_Problem_:
Copy out every line of the records where the string "JSON" occurs.

_Entries supplied_:

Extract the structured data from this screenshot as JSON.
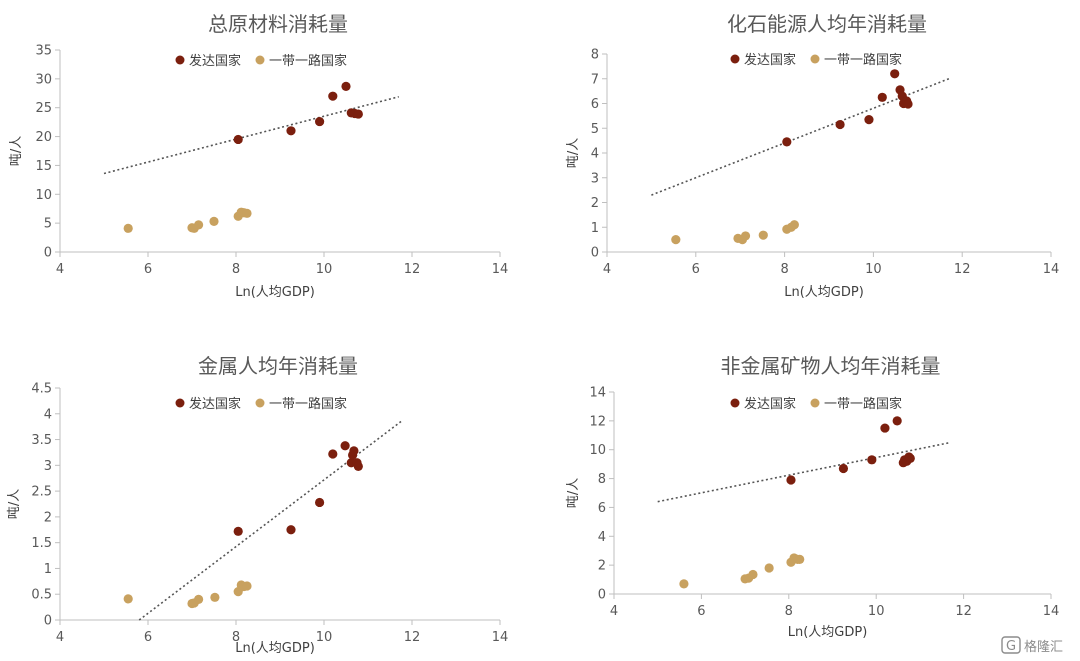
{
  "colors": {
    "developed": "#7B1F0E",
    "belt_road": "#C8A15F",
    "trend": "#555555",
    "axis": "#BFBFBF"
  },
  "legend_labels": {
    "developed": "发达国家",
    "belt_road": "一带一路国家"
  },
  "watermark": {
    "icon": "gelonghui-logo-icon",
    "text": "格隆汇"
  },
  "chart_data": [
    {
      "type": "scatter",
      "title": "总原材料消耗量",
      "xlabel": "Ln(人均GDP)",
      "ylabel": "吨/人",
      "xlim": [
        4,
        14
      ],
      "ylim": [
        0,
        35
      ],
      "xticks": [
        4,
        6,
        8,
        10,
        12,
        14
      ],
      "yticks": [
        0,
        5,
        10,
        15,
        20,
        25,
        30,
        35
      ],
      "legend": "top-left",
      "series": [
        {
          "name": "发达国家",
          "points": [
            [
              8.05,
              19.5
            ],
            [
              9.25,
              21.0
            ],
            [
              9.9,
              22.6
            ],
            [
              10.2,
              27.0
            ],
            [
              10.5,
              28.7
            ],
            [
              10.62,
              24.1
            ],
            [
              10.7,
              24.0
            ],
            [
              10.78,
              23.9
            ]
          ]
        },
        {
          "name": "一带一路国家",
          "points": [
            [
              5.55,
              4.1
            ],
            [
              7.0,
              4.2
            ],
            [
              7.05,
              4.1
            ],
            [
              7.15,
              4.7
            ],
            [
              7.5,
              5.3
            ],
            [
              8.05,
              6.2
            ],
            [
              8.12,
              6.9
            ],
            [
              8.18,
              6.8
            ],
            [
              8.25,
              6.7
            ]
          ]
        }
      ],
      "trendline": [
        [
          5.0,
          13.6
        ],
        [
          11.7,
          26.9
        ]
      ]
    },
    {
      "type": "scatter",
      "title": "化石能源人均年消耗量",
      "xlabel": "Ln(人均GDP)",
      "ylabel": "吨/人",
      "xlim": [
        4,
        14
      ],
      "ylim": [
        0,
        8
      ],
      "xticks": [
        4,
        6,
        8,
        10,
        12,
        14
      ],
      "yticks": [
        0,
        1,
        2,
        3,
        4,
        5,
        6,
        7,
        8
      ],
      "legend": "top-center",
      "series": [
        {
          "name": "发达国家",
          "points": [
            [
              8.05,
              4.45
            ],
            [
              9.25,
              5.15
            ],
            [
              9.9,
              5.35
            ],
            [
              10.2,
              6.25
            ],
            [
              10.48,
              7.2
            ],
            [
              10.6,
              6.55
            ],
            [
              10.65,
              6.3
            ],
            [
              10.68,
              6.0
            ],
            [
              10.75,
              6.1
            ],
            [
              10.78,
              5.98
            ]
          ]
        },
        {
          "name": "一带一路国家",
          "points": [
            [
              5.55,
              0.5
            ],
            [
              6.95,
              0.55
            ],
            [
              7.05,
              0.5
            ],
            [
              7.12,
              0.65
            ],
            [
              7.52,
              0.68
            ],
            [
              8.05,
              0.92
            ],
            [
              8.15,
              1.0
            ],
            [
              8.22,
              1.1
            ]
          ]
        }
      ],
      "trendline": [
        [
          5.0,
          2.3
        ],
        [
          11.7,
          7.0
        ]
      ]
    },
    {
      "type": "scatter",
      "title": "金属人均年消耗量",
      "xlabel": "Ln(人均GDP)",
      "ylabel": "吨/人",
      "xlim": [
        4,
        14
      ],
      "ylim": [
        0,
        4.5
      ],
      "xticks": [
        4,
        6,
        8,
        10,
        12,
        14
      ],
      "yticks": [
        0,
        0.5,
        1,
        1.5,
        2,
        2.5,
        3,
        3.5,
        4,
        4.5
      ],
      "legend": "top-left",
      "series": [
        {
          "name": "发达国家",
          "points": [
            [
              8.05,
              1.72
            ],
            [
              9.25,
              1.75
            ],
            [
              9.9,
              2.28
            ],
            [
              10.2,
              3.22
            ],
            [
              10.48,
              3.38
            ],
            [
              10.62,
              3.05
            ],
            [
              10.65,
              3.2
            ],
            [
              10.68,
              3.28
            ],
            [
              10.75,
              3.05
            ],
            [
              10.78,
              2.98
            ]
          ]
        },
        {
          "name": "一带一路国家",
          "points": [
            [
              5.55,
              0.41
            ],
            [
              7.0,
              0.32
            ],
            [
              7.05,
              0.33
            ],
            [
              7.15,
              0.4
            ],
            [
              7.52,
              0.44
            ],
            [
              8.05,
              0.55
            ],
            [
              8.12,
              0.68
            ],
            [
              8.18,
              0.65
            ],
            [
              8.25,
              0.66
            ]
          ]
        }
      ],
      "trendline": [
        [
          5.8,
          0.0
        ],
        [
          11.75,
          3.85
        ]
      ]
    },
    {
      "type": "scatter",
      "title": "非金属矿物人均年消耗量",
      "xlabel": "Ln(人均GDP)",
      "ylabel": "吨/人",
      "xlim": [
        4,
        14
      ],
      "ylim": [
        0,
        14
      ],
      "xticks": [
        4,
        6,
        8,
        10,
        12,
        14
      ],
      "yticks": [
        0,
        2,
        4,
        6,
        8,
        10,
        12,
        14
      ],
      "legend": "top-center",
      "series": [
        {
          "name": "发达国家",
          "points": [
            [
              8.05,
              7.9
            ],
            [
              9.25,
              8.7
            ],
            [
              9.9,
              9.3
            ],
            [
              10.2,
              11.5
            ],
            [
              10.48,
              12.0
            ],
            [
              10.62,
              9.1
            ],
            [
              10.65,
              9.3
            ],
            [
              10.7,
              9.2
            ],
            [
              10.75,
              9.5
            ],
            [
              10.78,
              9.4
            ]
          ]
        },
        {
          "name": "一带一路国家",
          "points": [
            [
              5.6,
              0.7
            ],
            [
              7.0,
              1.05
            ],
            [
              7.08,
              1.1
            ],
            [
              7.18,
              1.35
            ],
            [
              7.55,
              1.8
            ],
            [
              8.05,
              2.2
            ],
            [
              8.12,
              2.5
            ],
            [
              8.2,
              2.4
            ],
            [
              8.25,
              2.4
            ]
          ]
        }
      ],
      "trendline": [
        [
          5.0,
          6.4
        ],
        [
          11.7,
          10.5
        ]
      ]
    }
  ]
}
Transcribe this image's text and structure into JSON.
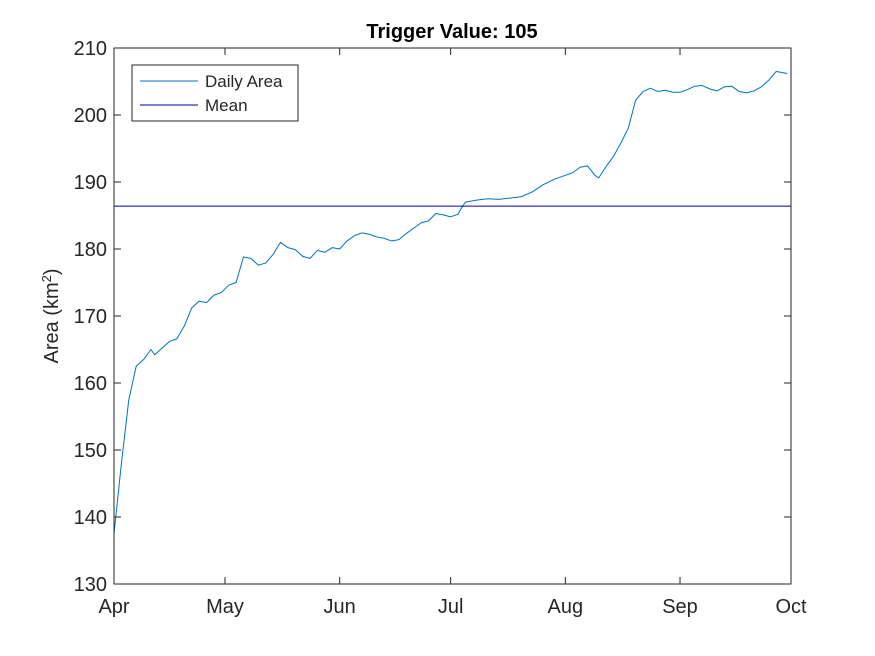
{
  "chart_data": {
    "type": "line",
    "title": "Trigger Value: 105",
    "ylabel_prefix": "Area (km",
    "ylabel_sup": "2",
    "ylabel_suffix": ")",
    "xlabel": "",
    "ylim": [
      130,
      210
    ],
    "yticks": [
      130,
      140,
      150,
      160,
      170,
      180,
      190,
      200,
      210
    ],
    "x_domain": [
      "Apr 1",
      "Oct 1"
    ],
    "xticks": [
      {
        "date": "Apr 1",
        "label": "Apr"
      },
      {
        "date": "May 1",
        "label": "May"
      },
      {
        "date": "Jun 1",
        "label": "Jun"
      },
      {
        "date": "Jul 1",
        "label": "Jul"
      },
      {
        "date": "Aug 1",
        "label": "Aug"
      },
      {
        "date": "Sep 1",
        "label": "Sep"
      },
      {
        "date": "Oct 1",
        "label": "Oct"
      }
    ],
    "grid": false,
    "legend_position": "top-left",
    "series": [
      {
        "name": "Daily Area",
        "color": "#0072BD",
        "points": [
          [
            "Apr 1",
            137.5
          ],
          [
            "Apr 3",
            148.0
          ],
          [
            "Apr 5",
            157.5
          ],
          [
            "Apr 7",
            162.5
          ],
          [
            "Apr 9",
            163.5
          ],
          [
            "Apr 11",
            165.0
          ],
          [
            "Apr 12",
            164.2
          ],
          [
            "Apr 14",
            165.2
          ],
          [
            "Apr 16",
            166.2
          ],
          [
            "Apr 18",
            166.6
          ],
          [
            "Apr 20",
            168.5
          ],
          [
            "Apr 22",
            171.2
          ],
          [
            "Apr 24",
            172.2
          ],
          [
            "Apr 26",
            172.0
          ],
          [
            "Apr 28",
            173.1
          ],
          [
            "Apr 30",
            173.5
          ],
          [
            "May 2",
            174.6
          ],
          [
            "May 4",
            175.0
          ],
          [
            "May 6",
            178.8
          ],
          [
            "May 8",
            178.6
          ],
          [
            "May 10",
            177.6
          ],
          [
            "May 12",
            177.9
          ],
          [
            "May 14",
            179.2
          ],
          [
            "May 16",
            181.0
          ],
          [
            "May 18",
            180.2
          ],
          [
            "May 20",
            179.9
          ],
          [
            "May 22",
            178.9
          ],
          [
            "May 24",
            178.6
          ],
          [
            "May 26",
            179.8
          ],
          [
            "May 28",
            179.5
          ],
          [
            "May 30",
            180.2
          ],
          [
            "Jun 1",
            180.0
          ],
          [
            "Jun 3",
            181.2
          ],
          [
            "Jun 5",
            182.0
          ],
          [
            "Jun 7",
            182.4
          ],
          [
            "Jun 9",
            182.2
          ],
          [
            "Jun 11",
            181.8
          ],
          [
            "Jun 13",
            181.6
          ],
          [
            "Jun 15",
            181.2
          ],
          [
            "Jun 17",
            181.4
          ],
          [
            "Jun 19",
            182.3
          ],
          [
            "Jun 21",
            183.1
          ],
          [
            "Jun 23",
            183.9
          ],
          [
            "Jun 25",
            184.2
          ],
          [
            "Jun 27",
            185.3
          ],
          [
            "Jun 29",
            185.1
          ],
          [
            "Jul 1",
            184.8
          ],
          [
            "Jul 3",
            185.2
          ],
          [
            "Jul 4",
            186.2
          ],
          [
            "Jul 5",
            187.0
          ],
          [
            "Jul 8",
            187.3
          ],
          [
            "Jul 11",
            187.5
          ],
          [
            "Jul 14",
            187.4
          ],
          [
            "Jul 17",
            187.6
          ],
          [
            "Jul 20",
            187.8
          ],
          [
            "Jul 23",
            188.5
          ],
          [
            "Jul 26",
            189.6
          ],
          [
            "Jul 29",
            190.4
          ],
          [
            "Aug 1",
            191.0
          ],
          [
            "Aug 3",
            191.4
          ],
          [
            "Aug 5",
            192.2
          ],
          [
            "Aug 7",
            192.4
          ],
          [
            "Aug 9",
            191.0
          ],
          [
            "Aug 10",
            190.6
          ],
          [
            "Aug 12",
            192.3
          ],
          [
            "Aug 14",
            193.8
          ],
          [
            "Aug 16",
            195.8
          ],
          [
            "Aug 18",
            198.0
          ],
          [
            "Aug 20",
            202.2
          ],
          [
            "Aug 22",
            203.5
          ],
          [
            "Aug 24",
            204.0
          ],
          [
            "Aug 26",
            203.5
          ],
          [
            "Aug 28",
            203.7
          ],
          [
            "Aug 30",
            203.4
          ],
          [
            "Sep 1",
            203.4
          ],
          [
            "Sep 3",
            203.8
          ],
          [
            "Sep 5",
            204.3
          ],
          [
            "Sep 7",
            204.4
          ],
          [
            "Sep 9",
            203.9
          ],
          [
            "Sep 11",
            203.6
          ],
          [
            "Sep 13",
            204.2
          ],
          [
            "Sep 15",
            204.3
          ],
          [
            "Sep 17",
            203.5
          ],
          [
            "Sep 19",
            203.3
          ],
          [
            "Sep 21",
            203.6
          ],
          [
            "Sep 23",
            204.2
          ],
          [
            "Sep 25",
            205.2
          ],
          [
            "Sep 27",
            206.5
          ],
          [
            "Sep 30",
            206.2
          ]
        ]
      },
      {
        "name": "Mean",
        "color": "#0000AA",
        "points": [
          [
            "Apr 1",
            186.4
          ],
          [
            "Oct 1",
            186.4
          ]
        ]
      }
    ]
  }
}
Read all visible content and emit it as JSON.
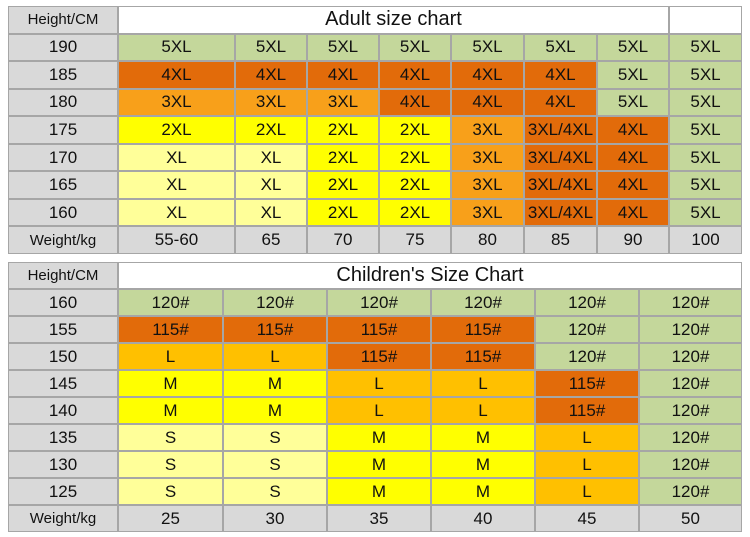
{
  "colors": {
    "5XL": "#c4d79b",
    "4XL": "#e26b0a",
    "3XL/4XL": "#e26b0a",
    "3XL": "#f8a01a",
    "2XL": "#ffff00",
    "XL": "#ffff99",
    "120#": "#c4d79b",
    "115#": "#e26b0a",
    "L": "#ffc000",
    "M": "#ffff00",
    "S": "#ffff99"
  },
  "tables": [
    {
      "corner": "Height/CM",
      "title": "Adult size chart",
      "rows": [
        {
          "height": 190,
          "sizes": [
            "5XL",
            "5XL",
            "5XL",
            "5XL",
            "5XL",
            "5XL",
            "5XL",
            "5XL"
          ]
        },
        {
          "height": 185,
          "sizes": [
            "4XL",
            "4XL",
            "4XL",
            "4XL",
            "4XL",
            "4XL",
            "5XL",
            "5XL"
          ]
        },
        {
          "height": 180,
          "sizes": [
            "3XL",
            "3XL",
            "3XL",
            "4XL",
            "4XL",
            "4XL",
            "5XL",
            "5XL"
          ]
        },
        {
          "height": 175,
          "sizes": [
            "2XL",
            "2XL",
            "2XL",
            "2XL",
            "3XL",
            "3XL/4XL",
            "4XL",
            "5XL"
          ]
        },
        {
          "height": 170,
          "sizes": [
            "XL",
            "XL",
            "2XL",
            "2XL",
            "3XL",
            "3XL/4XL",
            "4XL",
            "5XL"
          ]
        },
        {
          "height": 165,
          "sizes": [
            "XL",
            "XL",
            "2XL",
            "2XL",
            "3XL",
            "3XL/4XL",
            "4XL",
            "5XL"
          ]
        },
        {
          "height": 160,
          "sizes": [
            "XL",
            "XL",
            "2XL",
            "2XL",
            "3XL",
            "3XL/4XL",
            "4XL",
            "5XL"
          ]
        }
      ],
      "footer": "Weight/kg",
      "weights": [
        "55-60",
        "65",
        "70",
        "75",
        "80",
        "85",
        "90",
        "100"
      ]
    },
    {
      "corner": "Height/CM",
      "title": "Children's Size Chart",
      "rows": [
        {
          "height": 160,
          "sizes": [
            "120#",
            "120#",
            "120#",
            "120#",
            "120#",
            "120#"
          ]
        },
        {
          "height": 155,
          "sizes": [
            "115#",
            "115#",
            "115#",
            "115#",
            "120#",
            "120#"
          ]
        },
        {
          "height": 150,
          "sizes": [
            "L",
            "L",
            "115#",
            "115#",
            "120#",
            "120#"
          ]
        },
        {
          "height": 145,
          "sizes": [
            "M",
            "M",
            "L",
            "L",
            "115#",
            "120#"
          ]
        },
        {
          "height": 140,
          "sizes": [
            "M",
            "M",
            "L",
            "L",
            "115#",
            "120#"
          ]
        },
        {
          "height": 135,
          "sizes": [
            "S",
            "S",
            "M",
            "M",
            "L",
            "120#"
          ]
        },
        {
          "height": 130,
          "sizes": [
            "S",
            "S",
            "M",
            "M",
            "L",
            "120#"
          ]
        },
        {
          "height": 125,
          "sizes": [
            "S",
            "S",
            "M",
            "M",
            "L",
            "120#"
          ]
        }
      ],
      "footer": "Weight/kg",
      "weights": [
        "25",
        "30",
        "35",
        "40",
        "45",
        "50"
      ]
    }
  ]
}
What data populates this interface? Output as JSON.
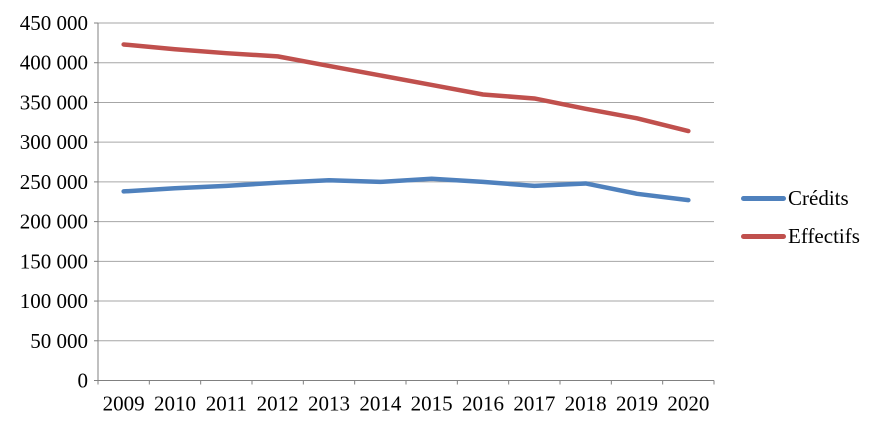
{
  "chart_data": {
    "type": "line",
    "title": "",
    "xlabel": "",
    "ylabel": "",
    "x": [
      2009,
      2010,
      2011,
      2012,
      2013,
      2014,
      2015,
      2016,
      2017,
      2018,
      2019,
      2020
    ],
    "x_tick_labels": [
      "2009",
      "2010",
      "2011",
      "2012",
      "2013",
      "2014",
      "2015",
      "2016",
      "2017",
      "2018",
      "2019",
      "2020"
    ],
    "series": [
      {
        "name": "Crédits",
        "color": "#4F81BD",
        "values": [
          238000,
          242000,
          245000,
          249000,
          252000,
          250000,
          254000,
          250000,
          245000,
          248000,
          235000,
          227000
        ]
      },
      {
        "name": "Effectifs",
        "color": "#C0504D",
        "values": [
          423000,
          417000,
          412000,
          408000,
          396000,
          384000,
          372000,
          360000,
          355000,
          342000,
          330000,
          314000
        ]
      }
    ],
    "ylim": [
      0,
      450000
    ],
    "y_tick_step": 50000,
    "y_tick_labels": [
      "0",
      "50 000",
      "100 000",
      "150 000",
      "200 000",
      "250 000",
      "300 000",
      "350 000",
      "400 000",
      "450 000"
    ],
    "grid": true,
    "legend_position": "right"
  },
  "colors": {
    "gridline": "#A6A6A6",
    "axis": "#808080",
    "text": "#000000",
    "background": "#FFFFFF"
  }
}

_The completed task_:
Extract the structured data from this screenshot as JSON.
Transcribe this image's text and structure into JSON.
Read all visible content and emit it as JSON.
What data populates this interface? Output as JSON.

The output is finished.